WHAT IS NEEDED. Search the data for the string "isVisible" and extract every line where it appears.

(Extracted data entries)
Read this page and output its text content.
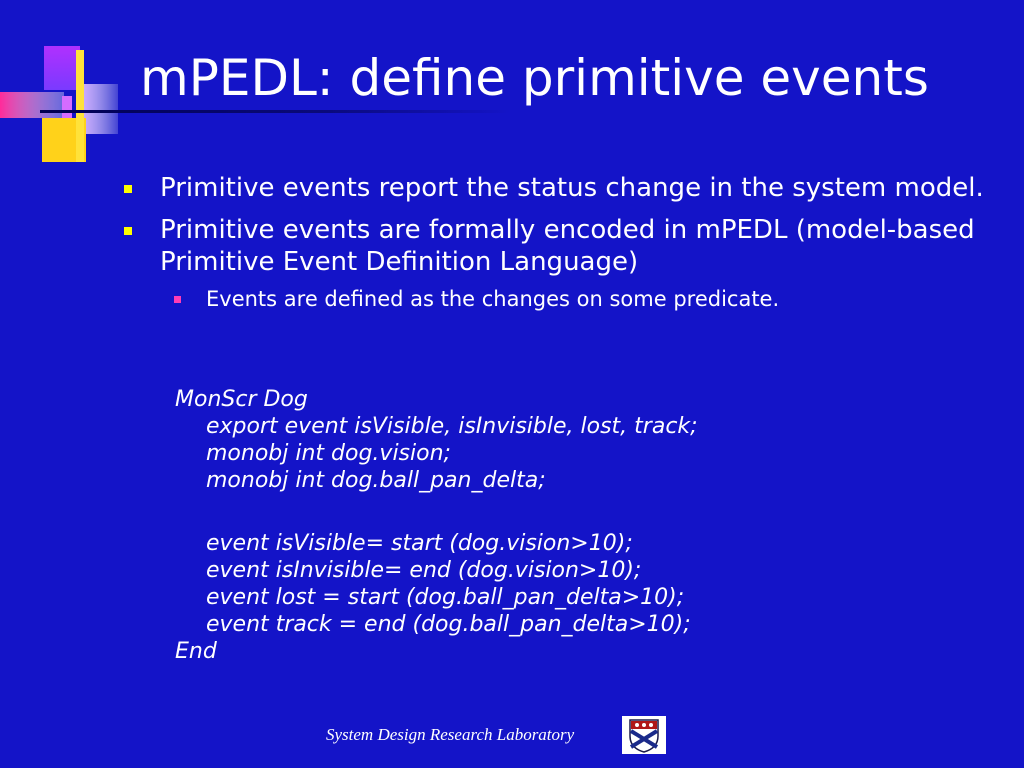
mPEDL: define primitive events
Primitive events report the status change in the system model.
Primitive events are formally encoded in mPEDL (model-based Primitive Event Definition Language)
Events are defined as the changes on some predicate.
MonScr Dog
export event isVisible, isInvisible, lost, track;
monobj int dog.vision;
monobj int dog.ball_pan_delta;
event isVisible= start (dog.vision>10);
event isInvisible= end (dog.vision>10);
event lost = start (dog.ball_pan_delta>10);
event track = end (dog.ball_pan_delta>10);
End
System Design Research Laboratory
...
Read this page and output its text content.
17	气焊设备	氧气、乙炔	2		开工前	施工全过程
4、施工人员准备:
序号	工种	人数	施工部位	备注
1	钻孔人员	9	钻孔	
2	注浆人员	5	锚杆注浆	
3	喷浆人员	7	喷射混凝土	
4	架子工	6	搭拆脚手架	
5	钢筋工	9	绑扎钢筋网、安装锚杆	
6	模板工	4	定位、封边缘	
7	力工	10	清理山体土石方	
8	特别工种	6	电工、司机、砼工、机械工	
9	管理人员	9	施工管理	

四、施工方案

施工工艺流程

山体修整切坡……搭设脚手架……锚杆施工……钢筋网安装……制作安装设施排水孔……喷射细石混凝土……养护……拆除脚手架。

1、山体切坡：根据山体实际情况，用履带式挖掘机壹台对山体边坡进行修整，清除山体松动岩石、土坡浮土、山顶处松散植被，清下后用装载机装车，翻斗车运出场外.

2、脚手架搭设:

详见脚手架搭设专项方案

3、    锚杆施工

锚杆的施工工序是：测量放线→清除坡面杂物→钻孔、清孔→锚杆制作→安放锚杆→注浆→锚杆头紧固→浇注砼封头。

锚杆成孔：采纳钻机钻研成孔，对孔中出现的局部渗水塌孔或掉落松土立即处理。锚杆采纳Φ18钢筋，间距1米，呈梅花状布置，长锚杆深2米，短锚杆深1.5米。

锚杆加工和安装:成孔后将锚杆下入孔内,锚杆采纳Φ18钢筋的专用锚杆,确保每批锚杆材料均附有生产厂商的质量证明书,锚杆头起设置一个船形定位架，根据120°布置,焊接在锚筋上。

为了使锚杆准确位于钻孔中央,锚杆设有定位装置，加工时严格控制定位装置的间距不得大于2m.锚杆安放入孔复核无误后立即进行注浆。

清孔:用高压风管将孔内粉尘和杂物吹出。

WRITTEN SOLUTION.
export event isVisible, isInvisible, lost, track;
event isVisible= start (dog.vision>10);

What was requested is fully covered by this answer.